### STATED GOAL:
Select and reproduce each line of the listing below that bears the string "chuyaantonio".

### DATA RECORDS:
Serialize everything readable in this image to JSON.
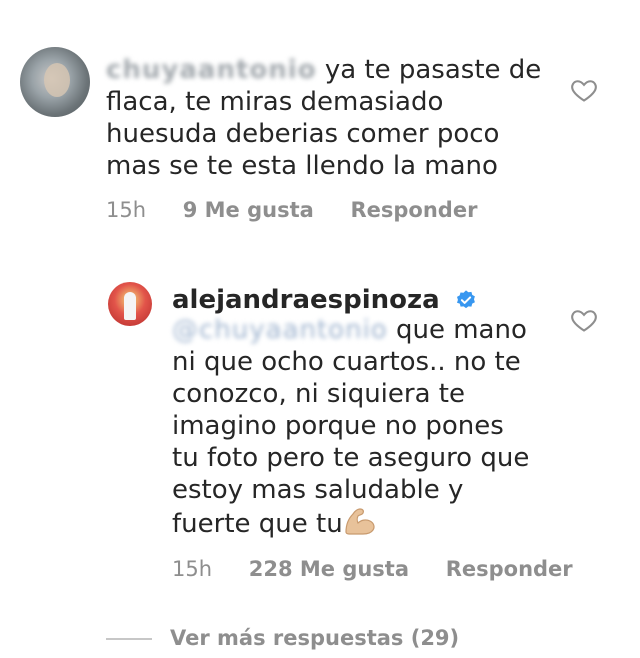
{
  "comments": [
    {
      "username": "chuyaantonio",
      "text_lines": [
        "ya te pasaste de",
        "flaca, te miras demasiado",
        "huesuda deberias comer poco",
        "mas se te esta llendo la mano"
      ],
      "time": "15h",
      "likes": "9 Me gusta",
      "reply": "Responder"
    },
    {
      "username": "alejandraespinoza",
      "verified": true,
      "mention": "@chuyaantonio",
      "text_lines": [
        "que mano",
        "ni que ocho cuartos.. no te",
        "conozco, ni siquiera te",
        "imagino porque no pones",
        "tu foto pero te aseguro que",
        "estoy mas saludable y",
        "fuerte que tu"
      ],
      "emoji": "flexed-biceps",
      "time": "15h",
      "likes": "228 Me gusta",
      "reply": "Responder"
    }
  ],
  "view_more": "Ver más respuestas (29)",
  "colors": {
    "text": "#262626",
    "muted": "#8e8e8e",
    "verified": "#3897f0",
    "mention": "#9fb4cf"
  }
}
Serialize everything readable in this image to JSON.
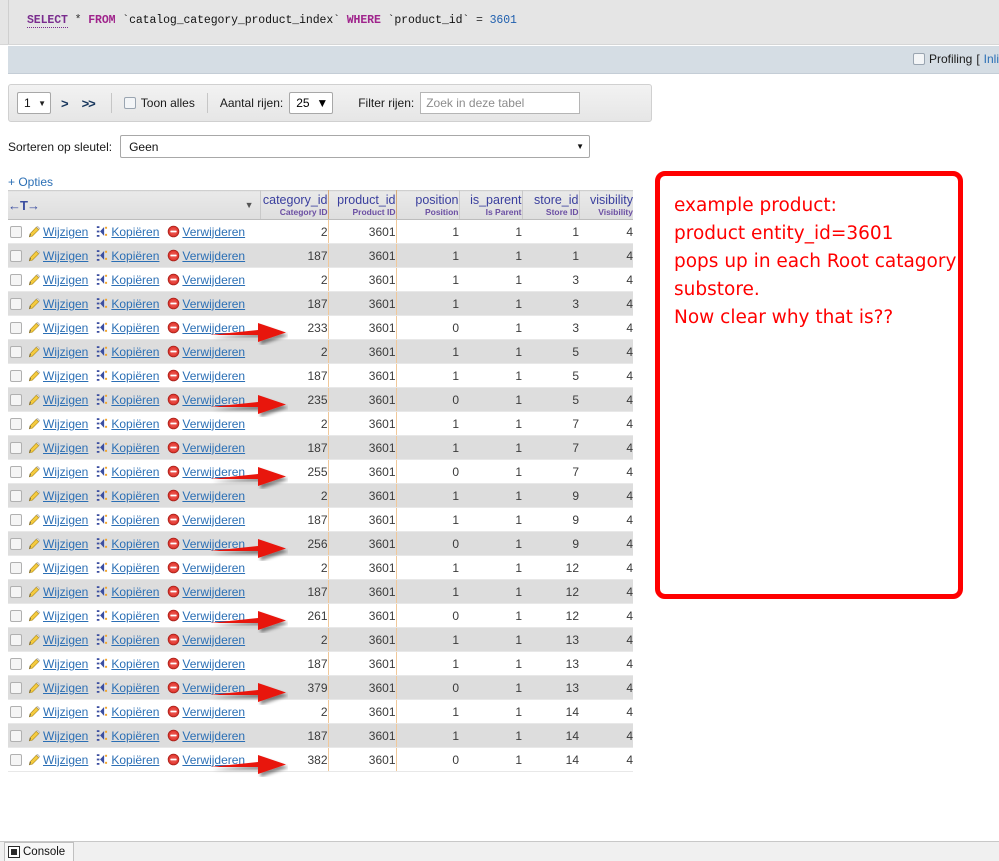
{
  "sql": {
    "keyword_select": "SELECT",
    "star": "*",
    "keyword_from": "FROM",
    "table": "`catalog_category_product_index`",
    "keyword_where": "WHERE",
    "column": "`product_id`",
    "operator": "=",
    "value": "3601",
    "full_text": "SELECT * FROM `catalog_category_product_index` WHERE `product_id` = 3601"
  },
  "profiling": {
    "label": "Profiling",
    "bracket_open": "[",
    "link_text": "Inli"
  },
  "toolbar": {
    "page_number": "1",
    "next_page_arrow": ">",
    "last_page_arrow": ">>",
    "show_all_label": "Toon alles",
    "rows_count_label": "Aantal rijen:",
    "rows_count_value": "25",
    "filter_label": "Filter rijen:",
    "filter_placeholder": "Zoek in deze tabel",
    "filter_value": ""
  },
  "sort_by_key": {
    "label": "Sorteren op sleutel:",
    "value": "Geen"
  },
  "options_link": "+ Opties",
  "table": {
    "move_columns_icon": "←T→",
    "actions": {
      "edit": "Wijzigen",
      "copy": "Kopiëren",
      "delete": "Verwijderen"
    },
    "columns": [
      {
        "name": "category_id",
        "sub": "Category ID"
      },
      {
        "name": "product_id",
        "sub": "Product ID"
      },
      {
        "name": "position",
        "sub": "Position"
      },
      {
        "name": "is_parent",
        "sub": "Is Parent"
      },
      {
        "name": "store_id",
        "sub": "Store ID"
      },
      {
        "name": "visibility",
        "sub": "Visibility"
      }
    ],
    "rows": [
      {
        "category_id": "2",
        "product_id": "3601",
        "position": "1",
        "is_parent": "1",
        "store_id": "1",
        "visibility": "4",
        "arrow": false
      },
      {
        "category_id": "187",
        "product_id": "3601",
        "position": "1",
        "is_parent": "1",
        "store_id": "1",
        "visibility": "4",
        "arrow": false
      },
      {
        "category_id": "2",
        "product_id": "3601",
        "position": "1",
        "is_parent": "1",
        "store_id": "3",
        "visibility": "4",
        "arrow": false
      },
      {
        "category_id": "187",
        "product_id": "3601",
        "position": "1",
        "is_parent": "1",
        "store_id": "3",
        "visibility": "4",
        "arrow": false
      },
      {
        "category_id": "233",
        "product_id": "3601",
        "position": "0",
        "is_parent": "1",
        "store_id": "3",
        "visibility": "4",
        "arrow": true
      },
      {
        "category_id": "2",
        "product_id": "3601",
        "position": "1",
        "is_parent": "1",
        "store_id": "5",
        "visibility": "4",
        "arrow": false
      },
      {
        "category_id": "187",
        "product_id": "3601",
        "position": "1",
        "is_parent": "1",
        "store_id": "5",
        "visibility": "4",
        "arrow": false
      },
      {
        "category_id": "235",
        "product_id": "3601",
        "position": "0",
        "is_parent": "1",
        "store_id": "5",
        "visibility": "4",
        "arrow": true
      },
      {
        "category_id": "2",
        "product_id": "3601",
        "position": "1",
        "is_parent": "1",
        "store_id": "7",
        "visibility": "4",
        "arrow": false
      },
      {
        "category_id": "187",
        "product_id": "3601",
        "position": "1",
        "is_parent": "1",
        "store_id": "7",
        "visibility": "4",
        "arrow": false
      },
      {
        "category_id": "255",
        "product_id": "3601",
        "position": "0",
        "is_parent": "1",
        "store_id": "7",
        "visibility": "4",
        "arrow": true
      },
      {
        "category_id": "2",
        "product_id": "3601",
        "position": "1",
        "is_parent": "1",
        "store_id": "9",
        "visibility": "4",
        "arrow": false
      },
      {
        "category_id": "187",
        "product_id": "3601",
        "position": "1",
        "is_parent": "1",
        "store_id": "9",
        "visibility": "4",
        "arrow": false
      },
      {
        "category_id": "256",
        "product_id": "3601",
        "position": "0",
        "is_parent": "1",
        "store_id": "9",
        "visibility": "4",
        "arrow": true
      },
      {
        "category_id": "2",
        "product_id": "3601",
        "position": "1",
        "is_parent": "1",
        "store_id": "12",
        "visibility": "4",
        "arrow": false
      },
      {
        "category_id": "187",
        "product_id": "3601",
        "position": "1",
        "is_parent": "1",
        "store_id": "12",
        "visibility": "4",
        "arrow": false
      },
      {
        "category_id": "261",
        "product_id": "3601",
        "position": "0",
        "is_parent": "1",
        "store_id": "12",
        "visibility": "4",
        "arrow": true
      },
      {
        "category_id": "2",
        "product_id": "3601",
        "position": "1",
        "is_parent": "1",
        "store_id": "13",
        "visibility": "4",
        "arrow": false
      },
      {
        "category_id": "187",
        "product_id": "3601",
        "position": "1",
        "is_parent": "1",
        "store_id": "13",
        "visibility": "4",
        "arrow": false
      },
      {
        "category_id": "379",
        "product_id": "3601",
        "position": "0",
        "is_parent": "1",
        "store_id": "13",
        "visibility": "4",
        "arrow": true
      },
      {
        "category_id": "2",
        "product_id": "3601",
        "position": "1",
        "is_parent": "1",
        "store_id": "14",
        "visibility": "4",
        "arrow": false
      },
      {
        "category_id": "187",
        "product_id": "3601",
        "position": "1",
        "is_parent": "1",
        "store_id": "14",
        "visibility": "4",
        "arrow": false
      },
      {
        "category_id": "382",
        "product_id": "3601",
        "position": "0",
        "is_parent": "1",
        "store_id": "14",
        "visibility": "4",
        "arrow": true
      }
    ]
  },
  "annotation": {
    "color": "#ff0000",
    "lines": [
      "example product:",
      "product entity_id=3601",
      "pops up in each Root catagory",
      "substore.",
      "Now clear why that is??"
    ]
  },
  "console": {
    "label": "Console"
  }
}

### ANSWER TO THIS PROBLEM:
      "username": "chuyaantonio",
      "mention": "@chuyaantonio",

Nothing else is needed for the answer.